**GOAL**. Retype the material that follows, keeping every word as it is.

**RECORD LIST**.
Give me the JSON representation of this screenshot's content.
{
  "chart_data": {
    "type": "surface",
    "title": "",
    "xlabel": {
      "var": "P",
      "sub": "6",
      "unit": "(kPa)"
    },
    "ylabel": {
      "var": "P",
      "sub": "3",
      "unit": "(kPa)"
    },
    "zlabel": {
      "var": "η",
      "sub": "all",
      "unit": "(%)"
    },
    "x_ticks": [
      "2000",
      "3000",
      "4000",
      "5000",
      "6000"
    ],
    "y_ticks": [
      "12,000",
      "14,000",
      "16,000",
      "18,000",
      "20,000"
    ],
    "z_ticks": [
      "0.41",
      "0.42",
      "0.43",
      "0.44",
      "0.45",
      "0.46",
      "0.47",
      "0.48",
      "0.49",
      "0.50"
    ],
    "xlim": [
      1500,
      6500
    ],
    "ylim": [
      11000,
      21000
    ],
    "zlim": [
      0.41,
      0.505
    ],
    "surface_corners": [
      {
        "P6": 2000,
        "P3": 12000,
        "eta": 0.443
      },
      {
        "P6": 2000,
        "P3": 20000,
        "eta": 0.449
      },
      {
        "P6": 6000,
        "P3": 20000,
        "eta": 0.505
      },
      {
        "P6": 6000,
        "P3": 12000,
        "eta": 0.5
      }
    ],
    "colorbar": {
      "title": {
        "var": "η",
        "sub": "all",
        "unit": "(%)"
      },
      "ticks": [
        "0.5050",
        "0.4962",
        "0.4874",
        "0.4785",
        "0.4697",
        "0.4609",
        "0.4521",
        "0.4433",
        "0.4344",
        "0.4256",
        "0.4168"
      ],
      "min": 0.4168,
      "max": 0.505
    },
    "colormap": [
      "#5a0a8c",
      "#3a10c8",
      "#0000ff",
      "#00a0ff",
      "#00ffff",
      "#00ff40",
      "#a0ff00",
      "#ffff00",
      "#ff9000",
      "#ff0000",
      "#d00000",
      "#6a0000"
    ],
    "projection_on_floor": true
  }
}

**ANSWER**.
Give me the JSON representation of this screenshot's content.
{
  "chart_data": {
    "type": "surface",
    "title": "",
    "xlabel": {
      "var": "P",
      "sub": "6",
      "unit": "(kPa)"
    },
    "ylabel": {
      "var": "P",
      "sub": "3",
      "unit": "(kPa)"
    },
    "zlabel": {
      "var": "η",
      "sub": "all",
      "unit": "(%)"
    },
    "x_ticks": [
      "2000",
      "3000",
      "4000",
      "5000",
      "6000"
    ],
    "y_ticks": [
      "12,000",
      "14,000",
      "16,000",
      "18,000",
      "20,000"
    ],
    "z_ticks": [
      "0.41",
      "0.42",
      "0.43",
      "0.44",
      "0.45",
      "0.46",
      "0.47",
      "0.48",
      "0.49",
      "0.50"
    ],
    "xlim": [
      1500,
      6500
    ],
    "ylim": [
      11000,
      21000
    ],
    "zlim": [
      0.41,
      0.505
    ],
    "surface_corners": [
      {
        "P6": 2000,
        "P3": 12000,
        "eta": 0.443
      },
      {
        "P6": 2000,
        "P3": 20000,
        "eta": 0.449
      },
      {
        "P6": 6000,
        "P3": 20000,
        "eta": 0.505
      },
      {
        "P6": 6000,
        "P3": 12000,
        "eta": 0.5
      }
    ],
    "colorbar": {
      "title": {
        "var": "η",
        "sub": "all",
        "unit": "(%)"
      },
      "ticks": [
        "0.5050",
        "0.4962",
        "0.4874",
        "0.4785",
        "0.4697",
        "0.4609",
        "0.4521",
        "0.4433",
        "0.4344",
        "0.4256",
        "0.4168"
      ],
      "min": 0.4168,
      "max": 0.505
    },
    "colormap": [
      "#5a0a8c",
      "#3a10c8",
      "#0000ff",
      "#00a0ff",
      "#00ffff",
      "#00ff40",
      "#a0ff00",
      "#ffff00",
      "#ff9000",
      "#ff0000",
      "#d00000",
      "#6a0000"
    ],
    "projection_on_floor": true
  }
}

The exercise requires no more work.